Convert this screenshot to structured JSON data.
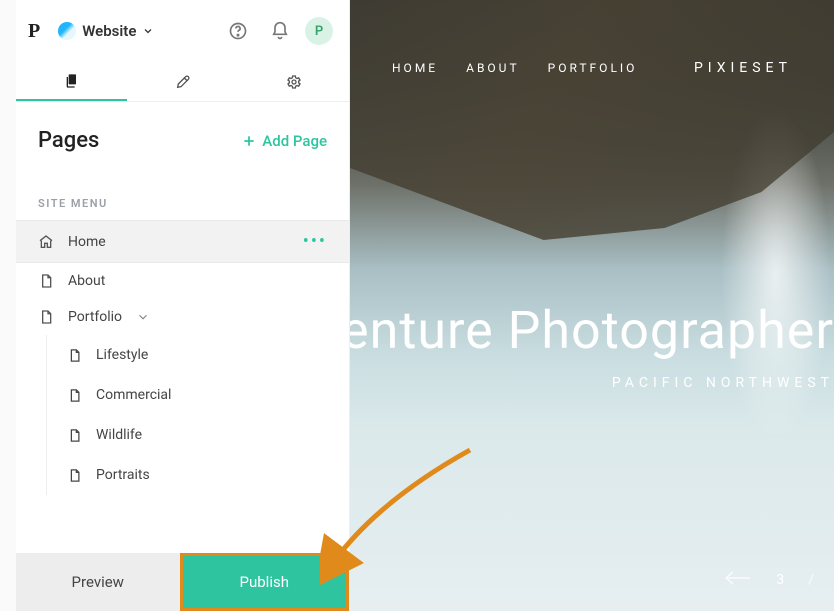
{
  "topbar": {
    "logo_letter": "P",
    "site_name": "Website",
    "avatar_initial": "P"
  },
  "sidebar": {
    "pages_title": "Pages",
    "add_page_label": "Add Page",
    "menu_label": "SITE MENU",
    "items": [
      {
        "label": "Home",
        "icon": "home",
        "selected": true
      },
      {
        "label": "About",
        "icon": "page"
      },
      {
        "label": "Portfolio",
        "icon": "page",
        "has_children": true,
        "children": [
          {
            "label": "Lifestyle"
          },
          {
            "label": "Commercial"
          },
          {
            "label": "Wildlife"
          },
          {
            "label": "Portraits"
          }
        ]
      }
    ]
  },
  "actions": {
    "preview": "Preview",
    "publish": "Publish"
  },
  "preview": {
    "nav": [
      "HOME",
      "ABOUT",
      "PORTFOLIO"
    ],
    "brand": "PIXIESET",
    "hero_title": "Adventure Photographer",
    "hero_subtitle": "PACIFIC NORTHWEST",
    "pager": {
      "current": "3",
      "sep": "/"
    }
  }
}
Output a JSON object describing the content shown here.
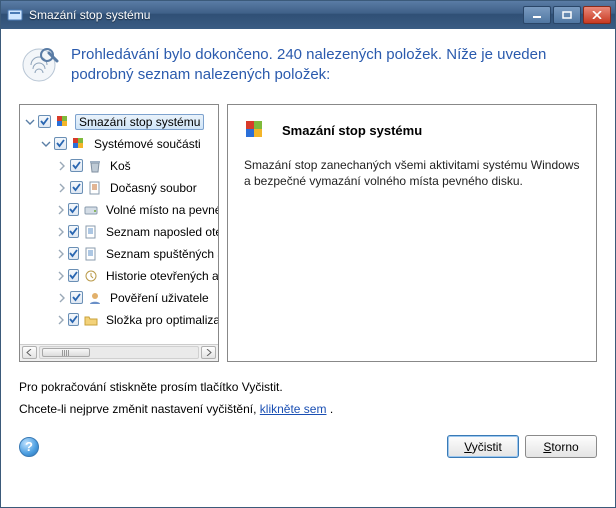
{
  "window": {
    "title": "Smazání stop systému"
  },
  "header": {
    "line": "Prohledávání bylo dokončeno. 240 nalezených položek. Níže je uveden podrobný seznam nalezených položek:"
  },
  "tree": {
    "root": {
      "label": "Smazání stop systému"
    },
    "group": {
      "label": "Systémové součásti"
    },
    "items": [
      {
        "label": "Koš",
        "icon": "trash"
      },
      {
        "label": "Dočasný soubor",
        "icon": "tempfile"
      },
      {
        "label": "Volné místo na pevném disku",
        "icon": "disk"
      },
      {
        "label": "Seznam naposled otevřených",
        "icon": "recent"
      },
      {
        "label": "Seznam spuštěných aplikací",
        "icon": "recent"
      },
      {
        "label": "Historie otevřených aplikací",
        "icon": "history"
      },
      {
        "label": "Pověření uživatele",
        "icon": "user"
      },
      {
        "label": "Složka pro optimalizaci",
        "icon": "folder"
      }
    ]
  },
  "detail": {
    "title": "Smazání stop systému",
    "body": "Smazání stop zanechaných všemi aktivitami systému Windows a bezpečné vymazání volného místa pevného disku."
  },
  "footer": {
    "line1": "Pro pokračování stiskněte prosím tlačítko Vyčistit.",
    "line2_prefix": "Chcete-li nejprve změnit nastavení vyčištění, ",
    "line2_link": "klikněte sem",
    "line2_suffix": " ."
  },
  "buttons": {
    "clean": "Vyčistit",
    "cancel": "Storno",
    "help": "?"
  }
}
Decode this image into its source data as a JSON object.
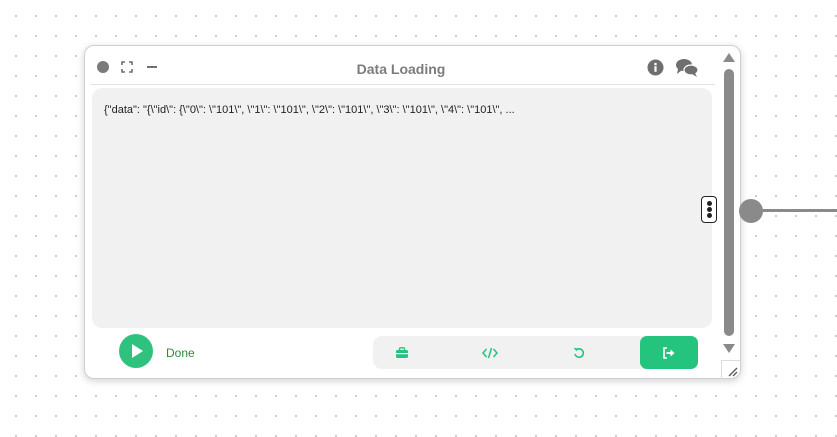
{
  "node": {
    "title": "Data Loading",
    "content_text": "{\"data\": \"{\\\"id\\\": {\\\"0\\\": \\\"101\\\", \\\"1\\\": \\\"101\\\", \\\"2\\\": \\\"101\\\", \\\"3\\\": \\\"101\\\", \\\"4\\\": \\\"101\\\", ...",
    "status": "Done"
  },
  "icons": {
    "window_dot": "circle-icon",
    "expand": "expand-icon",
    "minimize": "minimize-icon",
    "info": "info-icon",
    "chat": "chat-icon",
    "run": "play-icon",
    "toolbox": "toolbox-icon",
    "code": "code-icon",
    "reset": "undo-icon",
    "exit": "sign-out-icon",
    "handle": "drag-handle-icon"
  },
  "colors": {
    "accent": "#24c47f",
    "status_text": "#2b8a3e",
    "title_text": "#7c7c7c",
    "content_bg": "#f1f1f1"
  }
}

------------------------------------------------------------------------

- _TASK BRIEF_: From the listing above, collect each line in which the string "Vyčistit" appears.

- _CORRECT ANSWER_:
    "line1": "Pro pokračování stiskněte prosím tlačítko Vyčistit.",
    "clean": "Vyčistit",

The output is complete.